**Set task**
Quote every line below exactly and skip any picture.

[Chart and figure data]

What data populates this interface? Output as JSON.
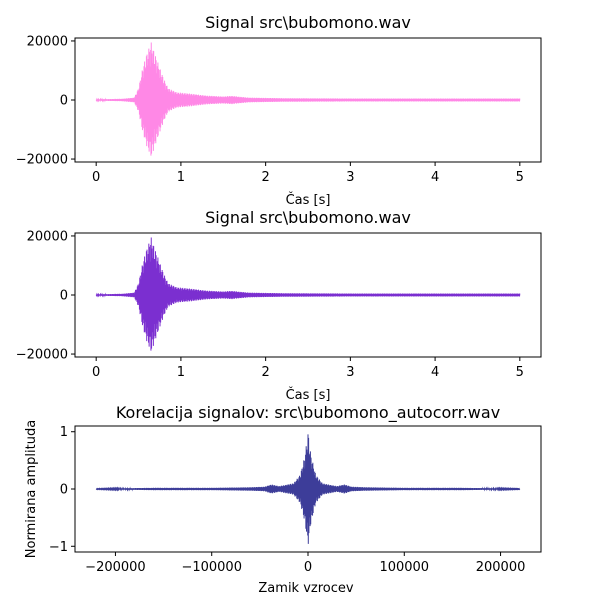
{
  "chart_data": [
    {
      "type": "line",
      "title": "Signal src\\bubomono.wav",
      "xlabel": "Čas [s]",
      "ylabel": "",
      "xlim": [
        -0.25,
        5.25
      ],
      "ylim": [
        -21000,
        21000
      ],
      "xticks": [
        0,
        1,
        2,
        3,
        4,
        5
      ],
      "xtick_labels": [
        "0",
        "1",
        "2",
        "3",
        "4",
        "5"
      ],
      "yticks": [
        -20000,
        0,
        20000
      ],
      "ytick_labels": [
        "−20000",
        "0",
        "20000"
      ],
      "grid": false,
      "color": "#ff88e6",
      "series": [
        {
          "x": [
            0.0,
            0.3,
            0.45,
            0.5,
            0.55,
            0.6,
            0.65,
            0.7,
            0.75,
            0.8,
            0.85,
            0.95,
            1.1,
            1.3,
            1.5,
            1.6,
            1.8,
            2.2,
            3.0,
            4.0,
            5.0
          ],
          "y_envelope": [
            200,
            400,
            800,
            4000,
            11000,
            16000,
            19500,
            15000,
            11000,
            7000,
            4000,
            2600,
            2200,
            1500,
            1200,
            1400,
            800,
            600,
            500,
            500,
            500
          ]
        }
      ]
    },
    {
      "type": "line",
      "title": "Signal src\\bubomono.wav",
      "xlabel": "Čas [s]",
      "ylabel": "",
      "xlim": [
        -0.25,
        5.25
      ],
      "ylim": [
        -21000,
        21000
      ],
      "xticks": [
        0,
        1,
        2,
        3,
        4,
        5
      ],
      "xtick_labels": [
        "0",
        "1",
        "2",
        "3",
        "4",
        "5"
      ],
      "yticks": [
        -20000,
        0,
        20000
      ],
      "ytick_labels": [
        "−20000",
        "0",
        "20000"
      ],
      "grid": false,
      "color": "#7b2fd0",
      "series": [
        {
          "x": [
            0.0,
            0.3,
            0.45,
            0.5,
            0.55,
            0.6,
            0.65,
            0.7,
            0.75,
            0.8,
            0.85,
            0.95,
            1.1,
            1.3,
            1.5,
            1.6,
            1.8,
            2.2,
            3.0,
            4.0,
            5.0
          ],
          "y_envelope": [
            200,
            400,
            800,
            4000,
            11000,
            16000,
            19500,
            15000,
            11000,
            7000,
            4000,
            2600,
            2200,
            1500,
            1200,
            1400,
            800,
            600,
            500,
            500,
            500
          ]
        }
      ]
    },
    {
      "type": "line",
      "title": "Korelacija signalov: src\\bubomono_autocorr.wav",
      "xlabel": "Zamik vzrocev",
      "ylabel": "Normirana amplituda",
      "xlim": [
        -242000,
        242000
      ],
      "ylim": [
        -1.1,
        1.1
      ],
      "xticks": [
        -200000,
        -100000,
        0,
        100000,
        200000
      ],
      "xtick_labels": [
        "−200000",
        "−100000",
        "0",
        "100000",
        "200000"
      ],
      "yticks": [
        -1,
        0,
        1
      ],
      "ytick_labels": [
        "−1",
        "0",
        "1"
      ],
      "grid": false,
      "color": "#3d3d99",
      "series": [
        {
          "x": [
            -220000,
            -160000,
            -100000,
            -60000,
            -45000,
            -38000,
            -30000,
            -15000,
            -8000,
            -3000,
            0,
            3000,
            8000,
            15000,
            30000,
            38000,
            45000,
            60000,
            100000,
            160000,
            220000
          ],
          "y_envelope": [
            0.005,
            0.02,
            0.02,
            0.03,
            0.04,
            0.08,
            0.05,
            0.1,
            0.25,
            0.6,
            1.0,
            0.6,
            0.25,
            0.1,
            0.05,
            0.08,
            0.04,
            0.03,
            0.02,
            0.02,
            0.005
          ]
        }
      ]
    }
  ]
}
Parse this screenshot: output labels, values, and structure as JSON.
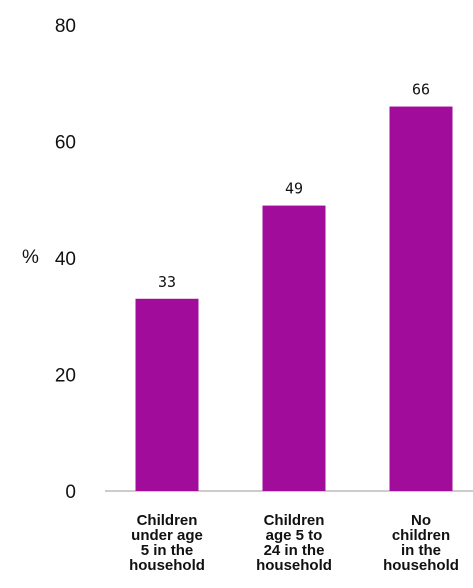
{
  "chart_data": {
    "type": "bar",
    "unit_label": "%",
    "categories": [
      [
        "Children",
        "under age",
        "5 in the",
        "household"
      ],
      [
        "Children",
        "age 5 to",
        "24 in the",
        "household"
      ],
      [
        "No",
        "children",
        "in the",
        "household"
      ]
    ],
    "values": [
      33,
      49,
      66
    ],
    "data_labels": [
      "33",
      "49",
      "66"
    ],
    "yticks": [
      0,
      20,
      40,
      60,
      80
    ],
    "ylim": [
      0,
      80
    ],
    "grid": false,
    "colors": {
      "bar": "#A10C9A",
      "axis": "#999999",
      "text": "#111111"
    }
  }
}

**Problem solution**
What data populates this interface? Output as JSON.
{
  "chart_data": [
    {
      "type": "line",
      "title": "Signal src\\bubomono.wav",
      "xlabel": "Čas [s]",
      "ylabel": "",
      "xlim": [
        -0.25,
        5.25
      ],
      "ylim": [
        -21000,
        21000
      ],
      "xticks": [
        0,
        1,
        2,
        3,
        4,
        5
      ],
      "xtick_labels": [
        "0",
        "1",
        "2",
        "3",
        "4",
        "5"
      ],
      "yticks": [
        -20000,
        0,
        20000
      ],
      "ytick_labels": [
        "−20000",
        "0",
        "20000"
      ],
      "grid": false,
      "color": "#ff88e6",
      "series": [
        {
          "x": [
            0.0,
            0.3,
            0.45,
            0.5,
            0.55,
            0.6,
            0.65,
            0.7,
            0.75,
            0.8,
            0.85,
            0.95,
            1.1,
            1.3,
            1.5,
            1.6,
            1.8,
            2.2,
            3.0,
            4.0,
            5.0
          ],
          "y_envelope": [
            200,
            400,
            800,
            4000,
            11000,
            16000,
            19500,
            15000,
            11000,
            7000,
            4000,
            2600,
            2200,
            1500,
            1200,
            1400,
            800,
            600,
            500,
            500,
            500
          ]
        }
      ]
    },
    {
      "type": "line",
      "title": "Signal src\\bubomono.wav",
      "xlabel": "Čas [s]",
      "ylabel": "",
      "xlim": [
        -0.25,
        5.25
      ],
      "ylim": [
        -21000,
        21000
      ],
      "xticks": [
        0,
        1,
        2,
        3,
        4,
        5
      ],
      "xtick_labels": [
        "0",
        "1",
        "2",
        "3",
        "4",
        "5"
      ],
      "yticks": [
        -20000,
        0,
        20000
      ],
      "ytick_labels": [
        "−20000",
        "0",
        "20000"
      ],
      "grid": false,
      "color": "#7b2fd0",
      "series": [
        {
          "x": [
            0.0,
            0.3,
            0.45,
            0.5,
            0.55,
            0.6,
            0.65,
            0.7,
            0.75,
            0.8,
            0.85,
            0.95,
            1.1,
            1.3,
            1.5,
            1.6,
            1.8,
            2.2,
            3.0,
            4.0,
            5.0
          ],
          "y_envelope": [
            200,
            400,
            800,
            4000,
            11000,
            16000,
            19500,
            15000,
            11000,
            7000,
            4000,
            2600,
            2200,
            1500,
            1200,
            1400,
            800,
            600,
            500,
            500,
            500
          ]
        }
      ]
    },
    {
      "type": "line",
      "title": "Korelacija signalov: src\\bubomono_autocorr.wav",
      "xlabel": "Zamik vzrocev",
      "ylabel": "Normirana amplituda",
      "xlim": [
        -242000,
        242000
      ],
      "ylim": [
        -1.1,
        1.1
      ],
      "xticks": [
        -200000,
        -100000,
        0,
        100000,
        200000
      ],
      "xtick_labels": [
        "−200000",
        "−100000",
        "0",
        "100000",
        "200000"
      ],
      "yticks": [
        -1,
        0,
        1
      ],
      "ytick_labels": [
        "−1",
        "0",
        "1"
      ],
      "grid": false,
      "color": "#3d3d99",
      "series": [
        {
          "x": [
            -220000,
            -160000,
            -100000,
            -60000,
            -45000,
            -38000,
            -30000,
            -15000,
            -8000,
            -3000,
            0,
            3000,
            8000,
            15000,
            30000,
            38000,
            45000,
            60000,
            100000,
            160000,
            220000
          ],
          "y_envelope": [
            0.005,
            0.02,
            0.02,
            0.03,
            0.04,
            0.08,
            0.05,
            0.1,
            0.25,
            0.6,
            1.0,
            0.6,
            0.25,
            0.1,
            0.05,
            0.08,
            0.04,
            0.03,
            0.02,
            0.02,
            0.005
          ]
        }
      ]
    }
  ]
}
Parse this screenshot: output labels, values, and structure as JSON.
{
  "chart_data": {
    "type": "bar",
    "unit_label": "%",
    "categories": [
      [
        "Children",
        "under age",
        "5 in the",
        "household"
      ],
      [
        "Children",
        "age 5 to",
        "24 in the",
        "household"
      ],
      [
        "No",
        "children",
        "in the",
        "household"
      ]
    ],
    "values": [
      33,
      49,
      66
    ],
    "data_labels": [
      "33",
      "49",
      "66"
    ],
    "yticks": [
      0,
      20,
      40,
      60,
      80
    ],
    "ylim": [
      0,
      80
    ],
    "grid": false,
    "colors": {
      "bar": "#A10C9A",
      "axis": "#999999",
      "text": "#111111"
    }
  }
}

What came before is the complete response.